** Raw data **
(begin)

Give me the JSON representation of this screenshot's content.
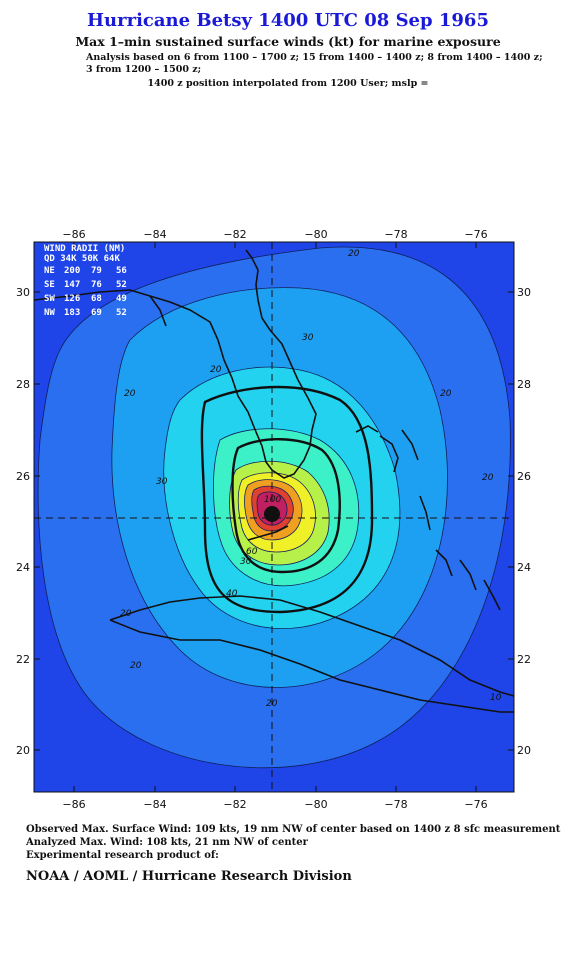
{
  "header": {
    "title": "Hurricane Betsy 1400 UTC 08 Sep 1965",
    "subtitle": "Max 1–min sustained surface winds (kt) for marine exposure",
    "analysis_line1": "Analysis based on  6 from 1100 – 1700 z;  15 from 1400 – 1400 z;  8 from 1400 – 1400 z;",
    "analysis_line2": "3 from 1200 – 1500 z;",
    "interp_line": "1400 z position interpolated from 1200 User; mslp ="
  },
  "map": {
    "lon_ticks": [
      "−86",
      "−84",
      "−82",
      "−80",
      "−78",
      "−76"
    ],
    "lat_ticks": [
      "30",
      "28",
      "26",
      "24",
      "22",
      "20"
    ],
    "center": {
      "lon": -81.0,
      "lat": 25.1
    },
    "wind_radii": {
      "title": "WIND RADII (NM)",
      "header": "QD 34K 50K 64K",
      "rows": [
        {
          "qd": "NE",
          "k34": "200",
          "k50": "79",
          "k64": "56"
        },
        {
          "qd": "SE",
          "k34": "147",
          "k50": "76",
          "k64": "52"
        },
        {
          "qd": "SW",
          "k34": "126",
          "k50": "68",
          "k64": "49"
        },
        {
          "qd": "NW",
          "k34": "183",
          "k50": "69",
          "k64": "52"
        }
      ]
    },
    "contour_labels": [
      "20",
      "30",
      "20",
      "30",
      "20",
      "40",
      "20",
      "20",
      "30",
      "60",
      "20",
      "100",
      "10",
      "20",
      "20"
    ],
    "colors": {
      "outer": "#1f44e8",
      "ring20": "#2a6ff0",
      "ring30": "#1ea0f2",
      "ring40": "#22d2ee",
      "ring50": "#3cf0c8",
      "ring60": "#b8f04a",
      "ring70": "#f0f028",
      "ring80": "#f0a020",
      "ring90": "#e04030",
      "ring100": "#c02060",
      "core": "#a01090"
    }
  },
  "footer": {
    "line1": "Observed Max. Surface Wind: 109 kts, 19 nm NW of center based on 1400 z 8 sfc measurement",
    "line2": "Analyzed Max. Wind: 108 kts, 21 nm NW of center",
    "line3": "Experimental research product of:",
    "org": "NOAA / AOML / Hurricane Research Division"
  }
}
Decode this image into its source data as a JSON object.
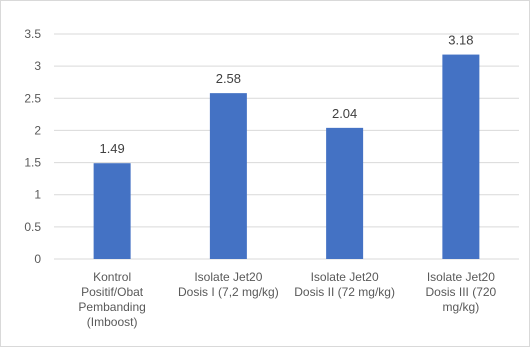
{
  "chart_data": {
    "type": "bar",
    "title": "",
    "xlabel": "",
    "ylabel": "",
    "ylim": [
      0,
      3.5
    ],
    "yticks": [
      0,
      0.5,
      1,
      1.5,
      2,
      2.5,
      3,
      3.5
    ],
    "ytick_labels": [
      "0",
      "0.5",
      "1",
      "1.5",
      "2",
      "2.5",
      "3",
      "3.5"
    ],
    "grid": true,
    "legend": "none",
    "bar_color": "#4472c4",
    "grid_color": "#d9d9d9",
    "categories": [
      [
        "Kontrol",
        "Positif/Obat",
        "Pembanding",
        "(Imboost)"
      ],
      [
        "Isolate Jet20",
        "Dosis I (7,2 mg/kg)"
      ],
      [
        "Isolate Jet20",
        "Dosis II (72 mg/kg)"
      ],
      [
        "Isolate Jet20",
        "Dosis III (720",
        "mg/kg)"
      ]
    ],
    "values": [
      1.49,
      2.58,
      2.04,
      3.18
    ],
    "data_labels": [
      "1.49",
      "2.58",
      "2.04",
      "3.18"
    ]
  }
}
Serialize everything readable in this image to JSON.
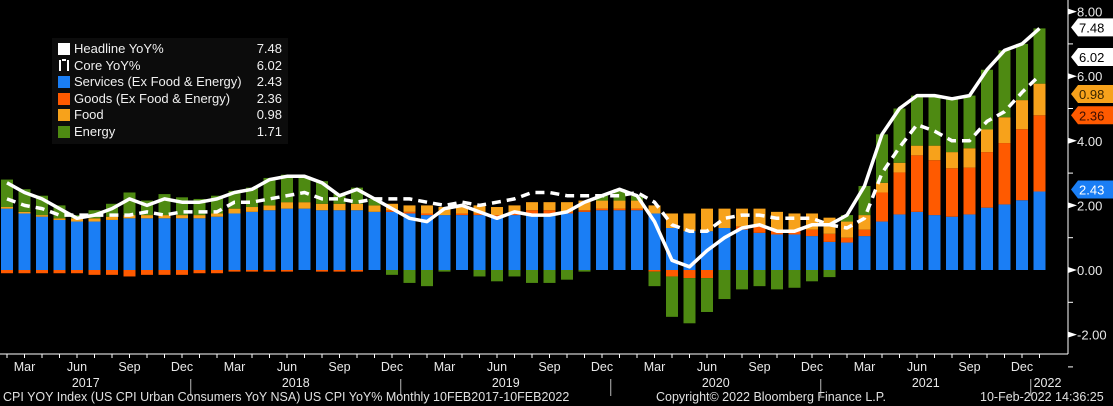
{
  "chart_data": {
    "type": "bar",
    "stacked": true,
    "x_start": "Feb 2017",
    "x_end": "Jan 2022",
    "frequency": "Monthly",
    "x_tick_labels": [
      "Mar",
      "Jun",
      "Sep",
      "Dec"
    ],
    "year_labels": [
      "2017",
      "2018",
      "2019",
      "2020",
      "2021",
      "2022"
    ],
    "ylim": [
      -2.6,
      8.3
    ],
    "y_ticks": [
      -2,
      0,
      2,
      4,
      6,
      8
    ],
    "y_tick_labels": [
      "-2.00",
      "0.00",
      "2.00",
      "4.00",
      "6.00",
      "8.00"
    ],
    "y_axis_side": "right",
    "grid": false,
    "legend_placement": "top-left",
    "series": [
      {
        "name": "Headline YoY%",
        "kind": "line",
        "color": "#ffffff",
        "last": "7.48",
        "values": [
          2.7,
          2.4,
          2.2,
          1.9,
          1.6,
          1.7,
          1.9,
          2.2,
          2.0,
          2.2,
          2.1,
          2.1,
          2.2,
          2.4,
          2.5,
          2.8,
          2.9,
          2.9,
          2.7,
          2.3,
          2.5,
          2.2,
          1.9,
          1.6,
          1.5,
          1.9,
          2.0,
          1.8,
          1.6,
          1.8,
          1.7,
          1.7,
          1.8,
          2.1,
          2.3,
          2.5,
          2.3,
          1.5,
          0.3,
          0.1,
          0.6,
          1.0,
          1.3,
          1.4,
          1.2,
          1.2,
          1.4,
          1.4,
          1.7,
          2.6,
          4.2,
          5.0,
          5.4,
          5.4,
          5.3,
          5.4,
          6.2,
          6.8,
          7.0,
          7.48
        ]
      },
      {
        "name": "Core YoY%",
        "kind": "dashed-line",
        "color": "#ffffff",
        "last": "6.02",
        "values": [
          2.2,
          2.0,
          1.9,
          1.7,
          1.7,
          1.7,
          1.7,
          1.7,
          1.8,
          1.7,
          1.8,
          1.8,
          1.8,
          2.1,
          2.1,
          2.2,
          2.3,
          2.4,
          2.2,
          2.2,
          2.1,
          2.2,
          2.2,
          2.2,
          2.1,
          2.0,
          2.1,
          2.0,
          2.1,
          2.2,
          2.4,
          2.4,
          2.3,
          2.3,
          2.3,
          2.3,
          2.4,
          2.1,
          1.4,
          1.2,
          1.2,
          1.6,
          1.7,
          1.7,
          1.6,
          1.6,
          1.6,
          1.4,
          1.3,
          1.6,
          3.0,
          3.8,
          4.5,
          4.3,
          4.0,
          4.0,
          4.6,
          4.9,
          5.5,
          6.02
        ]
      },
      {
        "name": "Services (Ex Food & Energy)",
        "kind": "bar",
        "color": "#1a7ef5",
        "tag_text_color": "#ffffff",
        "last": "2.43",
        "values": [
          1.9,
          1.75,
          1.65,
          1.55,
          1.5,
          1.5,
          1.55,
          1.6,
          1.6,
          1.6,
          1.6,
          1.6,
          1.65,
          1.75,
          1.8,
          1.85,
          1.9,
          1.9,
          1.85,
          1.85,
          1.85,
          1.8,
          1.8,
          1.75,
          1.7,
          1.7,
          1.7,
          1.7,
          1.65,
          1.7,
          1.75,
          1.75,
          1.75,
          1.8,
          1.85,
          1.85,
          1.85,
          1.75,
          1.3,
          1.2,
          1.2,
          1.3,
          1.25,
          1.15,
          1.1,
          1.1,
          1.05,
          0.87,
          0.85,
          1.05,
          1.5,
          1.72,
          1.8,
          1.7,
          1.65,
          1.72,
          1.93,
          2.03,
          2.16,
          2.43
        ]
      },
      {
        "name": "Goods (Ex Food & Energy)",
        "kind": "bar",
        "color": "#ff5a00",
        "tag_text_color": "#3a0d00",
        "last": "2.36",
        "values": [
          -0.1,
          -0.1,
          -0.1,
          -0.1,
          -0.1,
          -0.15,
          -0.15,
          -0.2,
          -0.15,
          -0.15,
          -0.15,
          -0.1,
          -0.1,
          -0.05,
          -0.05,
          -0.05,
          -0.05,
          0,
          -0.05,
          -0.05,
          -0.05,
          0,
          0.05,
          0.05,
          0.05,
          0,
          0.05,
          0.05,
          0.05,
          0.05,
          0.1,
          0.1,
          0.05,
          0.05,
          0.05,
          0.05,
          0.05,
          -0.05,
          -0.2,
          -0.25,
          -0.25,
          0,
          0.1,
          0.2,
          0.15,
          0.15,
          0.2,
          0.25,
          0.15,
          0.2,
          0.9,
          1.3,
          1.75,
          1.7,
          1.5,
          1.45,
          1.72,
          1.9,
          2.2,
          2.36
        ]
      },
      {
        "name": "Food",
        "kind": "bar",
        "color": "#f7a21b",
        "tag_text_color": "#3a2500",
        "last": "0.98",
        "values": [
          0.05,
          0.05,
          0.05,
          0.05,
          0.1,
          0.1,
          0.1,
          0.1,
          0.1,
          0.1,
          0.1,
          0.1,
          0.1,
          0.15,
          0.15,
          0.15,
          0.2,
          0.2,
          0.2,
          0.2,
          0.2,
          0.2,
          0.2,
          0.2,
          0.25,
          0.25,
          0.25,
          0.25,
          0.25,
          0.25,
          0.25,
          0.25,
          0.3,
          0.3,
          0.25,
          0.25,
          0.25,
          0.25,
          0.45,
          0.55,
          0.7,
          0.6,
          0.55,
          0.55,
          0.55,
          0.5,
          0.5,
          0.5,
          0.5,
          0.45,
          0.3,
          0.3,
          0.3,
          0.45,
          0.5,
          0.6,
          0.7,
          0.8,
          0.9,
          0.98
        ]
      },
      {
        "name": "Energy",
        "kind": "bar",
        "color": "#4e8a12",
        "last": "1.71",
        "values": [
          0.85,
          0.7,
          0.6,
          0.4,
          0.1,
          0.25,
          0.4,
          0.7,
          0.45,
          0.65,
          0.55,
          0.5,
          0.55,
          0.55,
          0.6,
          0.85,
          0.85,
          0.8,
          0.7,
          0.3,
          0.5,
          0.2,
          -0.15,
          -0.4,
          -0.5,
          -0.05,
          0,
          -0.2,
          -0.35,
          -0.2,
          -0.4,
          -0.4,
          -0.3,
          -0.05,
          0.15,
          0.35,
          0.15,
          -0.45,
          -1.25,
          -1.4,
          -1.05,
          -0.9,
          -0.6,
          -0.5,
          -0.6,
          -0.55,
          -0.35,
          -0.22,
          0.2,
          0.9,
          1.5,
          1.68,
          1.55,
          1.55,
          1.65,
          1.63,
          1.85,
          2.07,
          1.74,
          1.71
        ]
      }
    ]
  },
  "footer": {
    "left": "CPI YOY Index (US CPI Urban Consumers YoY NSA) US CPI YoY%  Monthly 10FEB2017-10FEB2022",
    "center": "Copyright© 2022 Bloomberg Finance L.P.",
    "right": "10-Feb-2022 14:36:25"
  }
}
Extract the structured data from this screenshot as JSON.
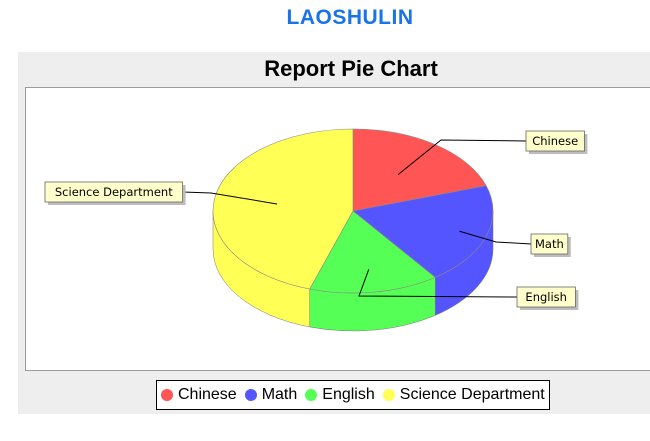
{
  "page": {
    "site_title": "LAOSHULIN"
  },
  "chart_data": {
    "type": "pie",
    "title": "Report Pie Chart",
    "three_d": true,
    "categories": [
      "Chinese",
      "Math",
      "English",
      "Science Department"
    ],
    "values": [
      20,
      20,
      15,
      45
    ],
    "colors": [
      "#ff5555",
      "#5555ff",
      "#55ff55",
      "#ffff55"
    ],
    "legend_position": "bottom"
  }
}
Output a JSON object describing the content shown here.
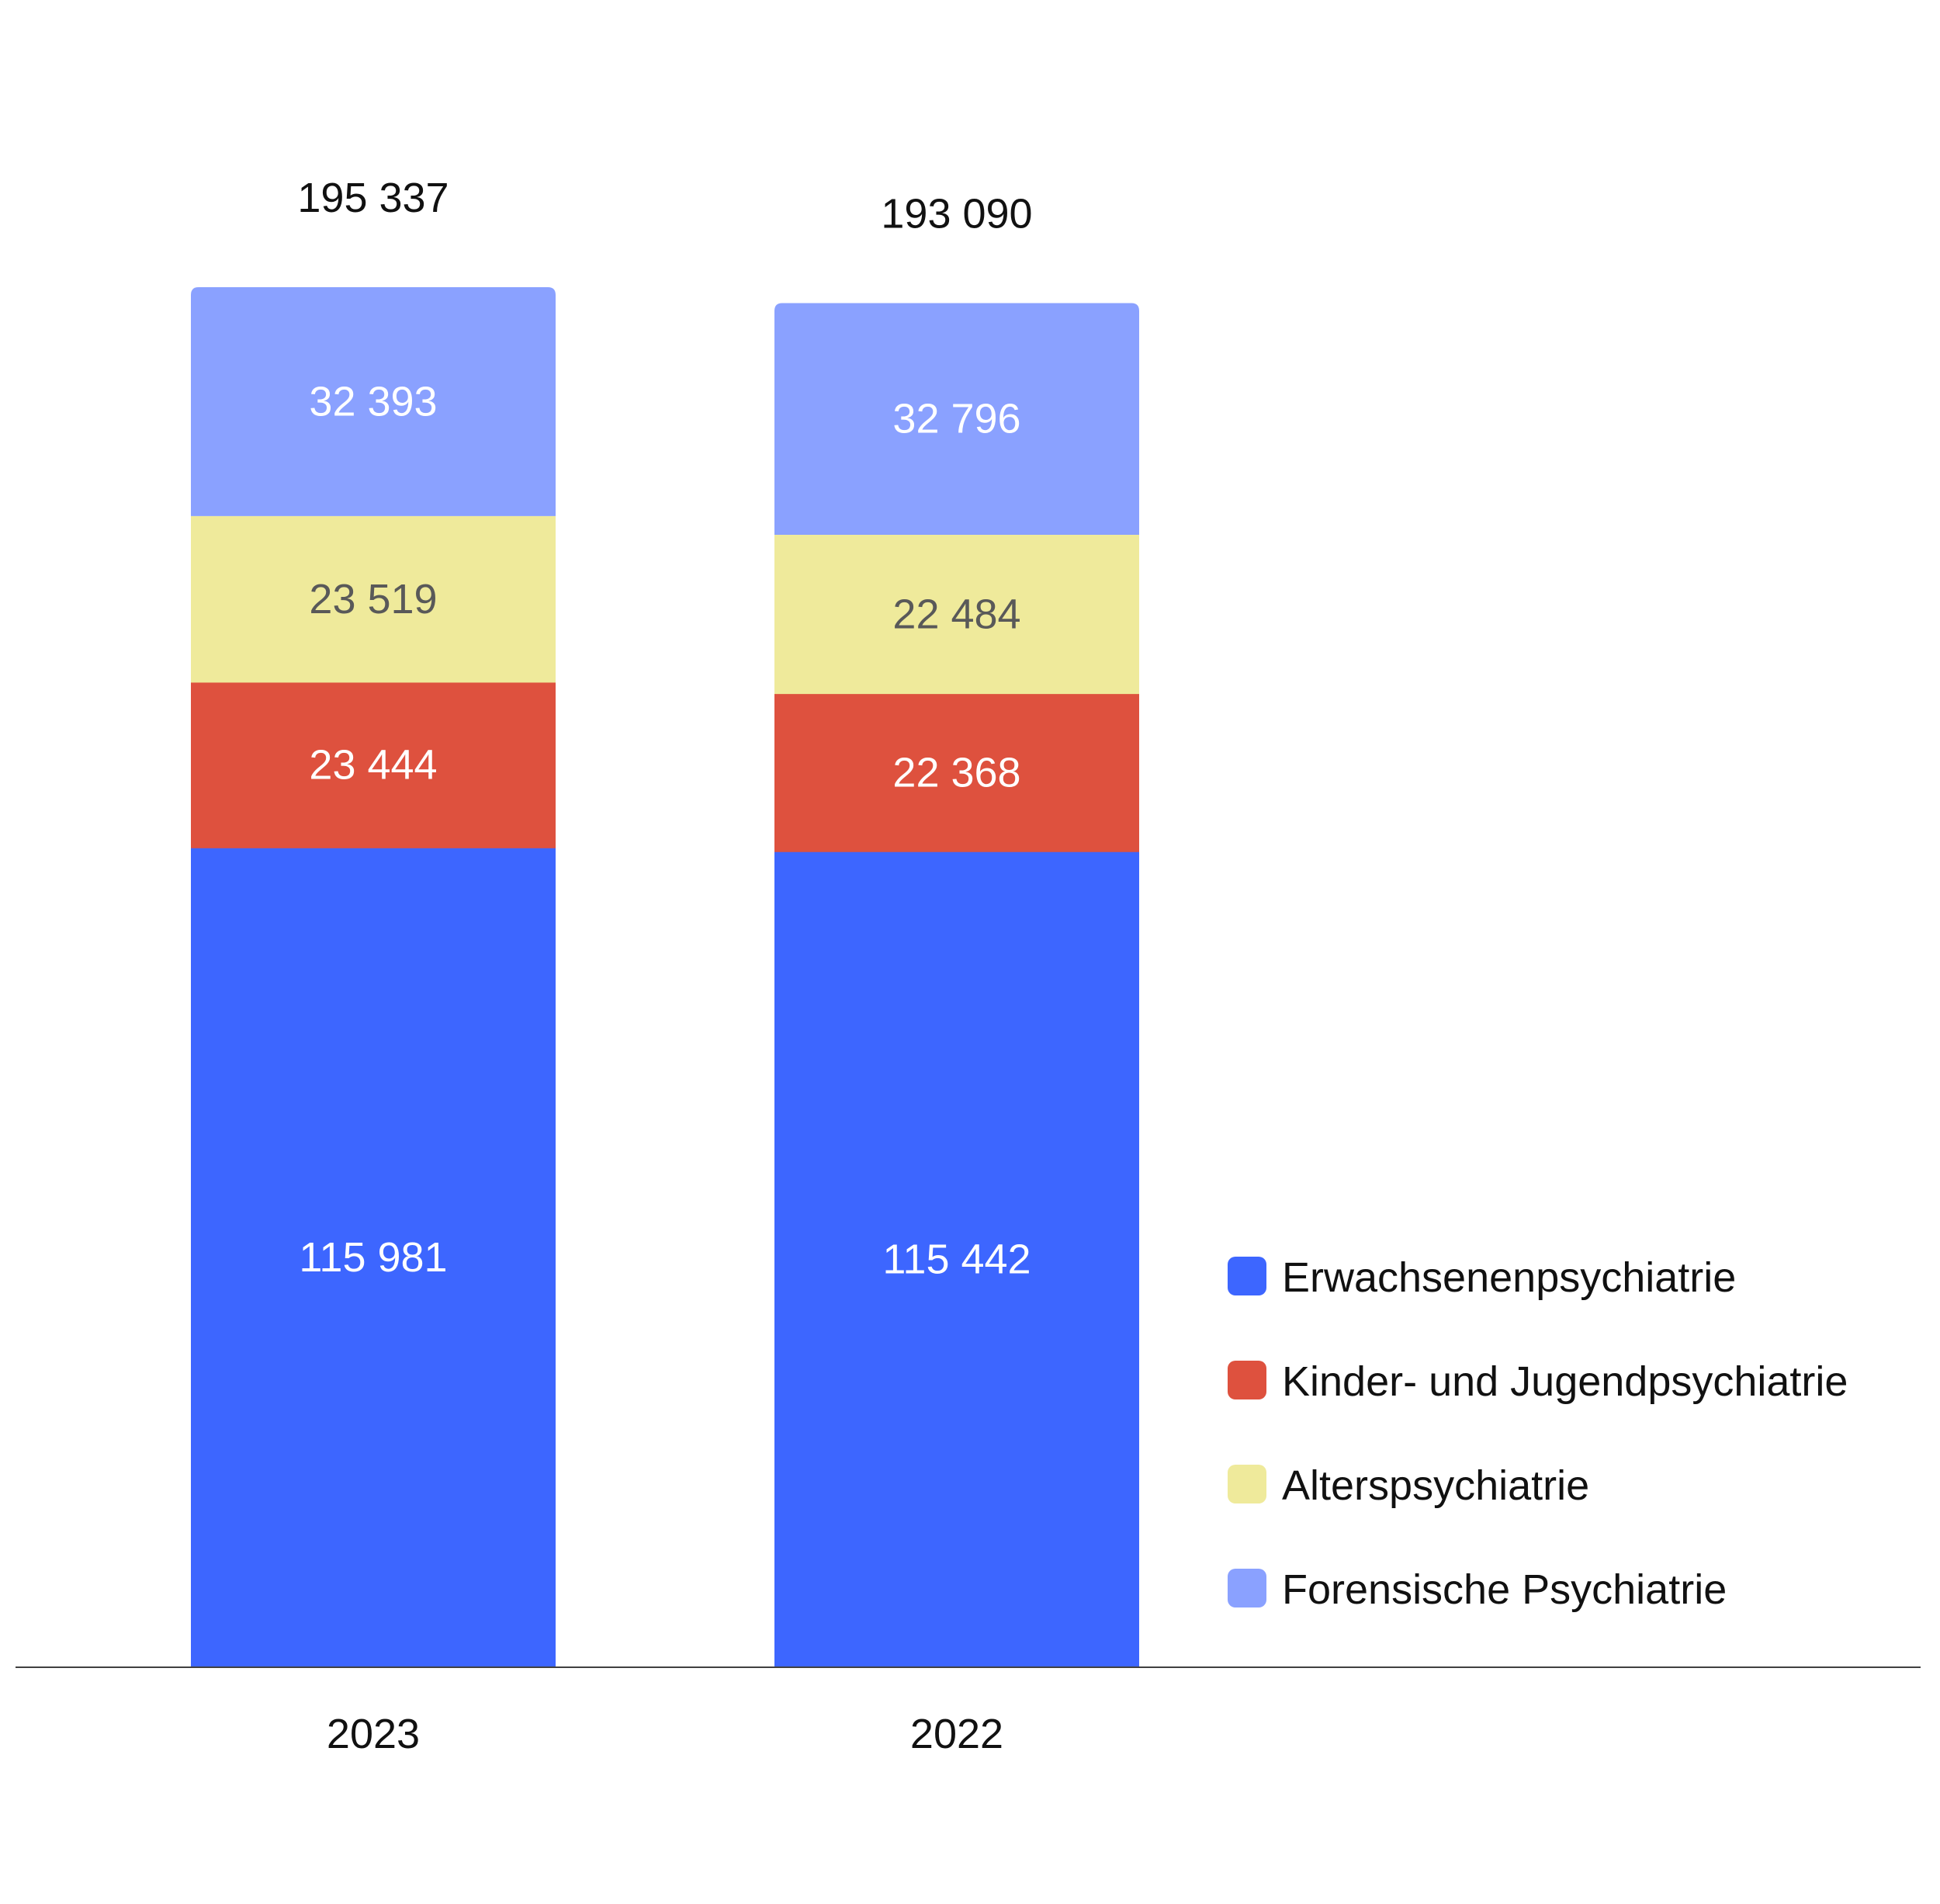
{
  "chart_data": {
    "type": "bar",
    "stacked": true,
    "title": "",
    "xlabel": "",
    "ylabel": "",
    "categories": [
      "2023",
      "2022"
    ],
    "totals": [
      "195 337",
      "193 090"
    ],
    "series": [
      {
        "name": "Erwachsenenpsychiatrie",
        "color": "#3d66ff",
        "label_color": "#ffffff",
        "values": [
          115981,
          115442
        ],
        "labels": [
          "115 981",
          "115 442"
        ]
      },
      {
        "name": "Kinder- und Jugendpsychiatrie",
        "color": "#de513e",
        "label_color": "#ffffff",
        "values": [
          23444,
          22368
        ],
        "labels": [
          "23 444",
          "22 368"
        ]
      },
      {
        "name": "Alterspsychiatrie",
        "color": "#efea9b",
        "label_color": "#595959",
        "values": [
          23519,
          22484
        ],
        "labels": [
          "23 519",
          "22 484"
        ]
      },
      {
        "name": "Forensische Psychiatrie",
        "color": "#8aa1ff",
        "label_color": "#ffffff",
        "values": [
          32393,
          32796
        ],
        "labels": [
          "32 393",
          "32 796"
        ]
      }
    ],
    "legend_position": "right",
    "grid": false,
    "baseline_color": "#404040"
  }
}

(end)

** Problem requirements **
Count every line in the listing above that holds "JSON", then report only the count.

** Exercise response **
5